(Spatial layout data)
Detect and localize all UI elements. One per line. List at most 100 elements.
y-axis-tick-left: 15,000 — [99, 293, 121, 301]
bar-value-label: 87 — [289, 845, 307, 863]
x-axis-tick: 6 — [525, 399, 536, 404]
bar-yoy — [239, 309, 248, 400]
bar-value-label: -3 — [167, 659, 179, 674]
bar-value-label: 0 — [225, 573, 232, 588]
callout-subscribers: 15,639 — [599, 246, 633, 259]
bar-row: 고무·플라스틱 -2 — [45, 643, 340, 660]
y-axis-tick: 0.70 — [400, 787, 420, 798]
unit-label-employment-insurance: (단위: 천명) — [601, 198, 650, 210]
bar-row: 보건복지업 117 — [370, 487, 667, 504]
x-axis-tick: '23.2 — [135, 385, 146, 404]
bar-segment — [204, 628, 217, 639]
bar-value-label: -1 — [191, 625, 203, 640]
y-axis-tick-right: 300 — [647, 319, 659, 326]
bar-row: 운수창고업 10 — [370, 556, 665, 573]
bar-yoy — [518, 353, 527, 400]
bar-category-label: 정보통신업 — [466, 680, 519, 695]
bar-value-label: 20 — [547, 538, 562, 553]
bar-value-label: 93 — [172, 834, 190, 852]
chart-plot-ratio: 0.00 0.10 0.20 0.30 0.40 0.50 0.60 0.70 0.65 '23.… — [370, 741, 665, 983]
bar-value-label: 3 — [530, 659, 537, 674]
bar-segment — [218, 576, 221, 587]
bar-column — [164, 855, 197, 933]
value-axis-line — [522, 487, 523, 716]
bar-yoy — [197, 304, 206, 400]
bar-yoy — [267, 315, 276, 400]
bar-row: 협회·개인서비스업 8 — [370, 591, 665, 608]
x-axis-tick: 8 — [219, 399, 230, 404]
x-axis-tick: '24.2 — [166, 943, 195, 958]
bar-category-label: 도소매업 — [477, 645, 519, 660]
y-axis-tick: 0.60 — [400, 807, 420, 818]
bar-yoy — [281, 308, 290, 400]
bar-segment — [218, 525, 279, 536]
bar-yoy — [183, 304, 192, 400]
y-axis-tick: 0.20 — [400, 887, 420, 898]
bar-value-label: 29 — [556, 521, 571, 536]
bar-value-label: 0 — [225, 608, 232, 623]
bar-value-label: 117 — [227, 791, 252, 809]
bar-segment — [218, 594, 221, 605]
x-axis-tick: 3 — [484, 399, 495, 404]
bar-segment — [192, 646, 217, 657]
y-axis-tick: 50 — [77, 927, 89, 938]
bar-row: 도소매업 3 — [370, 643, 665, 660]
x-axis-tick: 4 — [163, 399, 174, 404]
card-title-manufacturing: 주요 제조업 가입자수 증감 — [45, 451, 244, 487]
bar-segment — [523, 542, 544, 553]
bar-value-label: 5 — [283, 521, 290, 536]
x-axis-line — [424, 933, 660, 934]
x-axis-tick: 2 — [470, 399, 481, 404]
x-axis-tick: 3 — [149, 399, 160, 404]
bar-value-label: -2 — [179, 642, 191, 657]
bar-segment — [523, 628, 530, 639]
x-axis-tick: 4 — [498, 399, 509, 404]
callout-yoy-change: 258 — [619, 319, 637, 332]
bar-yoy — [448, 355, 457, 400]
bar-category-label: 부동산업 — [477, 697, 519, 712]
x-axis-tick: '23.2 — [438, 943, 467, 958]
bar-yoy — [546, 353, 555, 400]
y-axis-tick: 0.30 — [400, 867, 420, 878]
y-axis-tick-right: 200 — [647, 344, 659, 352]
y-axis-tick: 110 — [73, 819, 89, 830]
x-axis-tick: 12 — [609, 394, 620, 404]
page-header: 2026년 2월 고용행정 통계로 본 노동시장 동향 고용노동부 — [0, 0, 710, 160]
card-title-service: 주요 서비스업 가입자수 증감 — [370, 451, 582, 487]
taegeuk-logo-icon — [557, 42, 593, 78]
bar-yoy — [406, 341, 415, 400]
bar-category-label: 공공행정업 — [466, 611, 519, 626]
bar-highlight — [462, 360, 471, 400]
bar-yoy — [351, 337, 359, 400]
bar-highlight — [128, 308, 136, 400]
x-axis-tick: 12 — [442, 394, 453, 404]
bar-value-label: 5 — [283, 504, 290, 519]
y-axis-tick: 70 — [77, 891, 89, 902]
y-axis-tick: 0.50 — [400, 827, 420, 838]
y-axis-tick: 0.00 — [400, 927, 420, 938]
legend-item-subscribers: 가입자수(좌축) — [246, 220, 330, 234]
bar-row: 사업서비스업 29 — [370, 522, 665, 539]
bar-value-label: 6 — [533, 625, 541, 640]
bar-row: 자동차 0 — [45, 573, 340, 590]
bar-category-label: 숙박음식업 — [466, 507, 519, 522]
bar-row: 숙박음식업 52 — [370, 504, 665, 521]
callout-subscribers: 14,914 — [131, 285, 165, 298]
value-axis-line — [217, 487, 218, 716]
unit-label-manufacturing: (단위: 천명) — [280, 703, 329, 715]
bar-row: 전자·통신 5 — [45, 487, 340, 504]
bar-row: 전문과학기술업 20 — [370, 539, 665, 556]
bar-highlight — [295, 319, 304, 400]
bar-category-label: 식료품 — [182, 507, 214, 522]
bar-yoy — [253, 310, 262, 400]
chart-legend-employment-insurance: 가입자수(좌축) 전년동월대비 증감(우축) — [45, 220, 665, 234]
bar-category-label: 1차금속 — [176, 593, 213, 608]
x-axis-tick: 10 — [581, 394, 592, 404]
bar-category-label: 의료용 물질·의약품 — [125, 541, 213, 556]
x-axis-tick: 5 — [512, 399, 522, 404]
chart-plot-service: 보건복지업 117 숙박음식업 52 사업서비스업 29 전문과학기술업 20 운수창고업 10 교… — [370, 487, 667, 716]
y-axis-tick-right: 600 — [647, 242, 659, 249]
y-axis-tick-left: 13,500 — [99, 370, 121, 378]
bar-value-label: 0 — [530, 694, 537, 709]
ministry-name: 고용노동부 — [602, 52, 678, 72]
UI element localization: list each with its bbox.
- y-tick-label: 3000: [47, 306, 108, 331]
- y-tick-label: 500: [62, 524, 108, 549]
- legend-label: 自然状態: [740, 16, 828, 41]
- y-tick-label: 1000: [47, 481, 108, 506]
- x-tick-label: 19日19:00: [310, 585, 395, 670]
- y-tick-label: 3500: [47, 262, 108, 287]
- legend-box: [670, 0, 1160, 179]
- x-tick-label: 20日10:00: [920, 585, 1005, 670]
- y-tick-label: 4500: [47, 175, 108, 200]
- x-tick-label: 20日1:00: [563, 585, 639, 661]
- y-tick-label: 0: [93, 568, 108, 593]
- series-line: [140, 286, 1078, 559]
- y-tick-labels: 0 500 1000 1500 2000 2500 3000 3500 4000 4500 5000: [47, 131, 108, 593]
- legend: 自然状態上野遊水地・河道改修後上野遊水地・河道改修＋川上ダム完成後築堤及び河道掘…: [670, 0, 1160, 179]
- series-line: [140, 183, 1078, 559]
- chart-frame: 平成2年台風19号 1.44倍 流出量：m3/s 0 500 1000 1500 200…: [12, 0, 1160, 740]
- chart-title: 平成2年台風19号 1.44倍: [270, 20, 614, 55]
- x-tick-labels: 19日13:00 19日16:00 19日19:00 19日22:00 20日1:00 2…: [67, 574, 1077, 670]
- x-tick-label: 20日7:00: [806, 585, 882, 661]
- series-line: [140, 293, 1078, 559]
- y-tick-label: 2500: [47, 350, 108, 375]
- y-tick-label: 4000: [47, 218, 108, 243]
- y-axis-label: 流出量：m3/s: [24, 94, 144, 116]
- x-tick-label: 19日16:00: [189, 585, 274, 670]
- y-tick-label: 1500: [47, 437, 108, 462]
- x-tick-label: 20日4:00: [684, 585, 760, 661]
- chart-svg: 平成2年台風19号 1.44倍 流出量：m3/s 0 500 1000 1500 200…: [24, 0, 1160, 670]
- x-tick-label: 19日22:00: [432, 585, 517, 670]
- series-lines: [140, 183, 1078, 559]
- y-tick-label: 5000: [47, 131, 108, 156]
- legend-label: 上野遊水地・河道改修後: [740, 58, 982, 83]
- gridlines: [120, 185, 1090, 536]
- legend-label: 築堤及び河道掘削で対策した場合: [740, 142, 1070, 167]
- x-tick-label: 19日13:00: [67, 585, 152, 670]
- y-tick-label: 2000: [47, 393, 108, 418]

• [WRITTEN REQUEST]: Lay out the records from their first line through the line containing "callout-subscribers: 15,639 —" as a Markdown table with the columns No. and Text, giving each line a row number and leaving out any blank lines.

• [FINAL RESULT]:
| No. | Text |
|---|---|
| 1 | Detect and localize all UI elements. One per line. List at most 100 elements. |
| 2 | y-axis-tick-left: 15,000 — [99, 293, 121, 301] |
| 3 | bar-value-label: 87 — [289, 845, 307, 863] |
| 4 | x-axis-tick: 6 — [525, 399, 536, 404] |
| 5 | bar-yoy — [239, 309, 248, 400] |
| 6 | bar-value-label: -3 — [167, 659, 179, 674] |
| 7 | bar-value-label: 0 — [225, 573, 232, 588] |
| 8 | callout-subscribers: 15,639 — [599, 246, 633, 259] |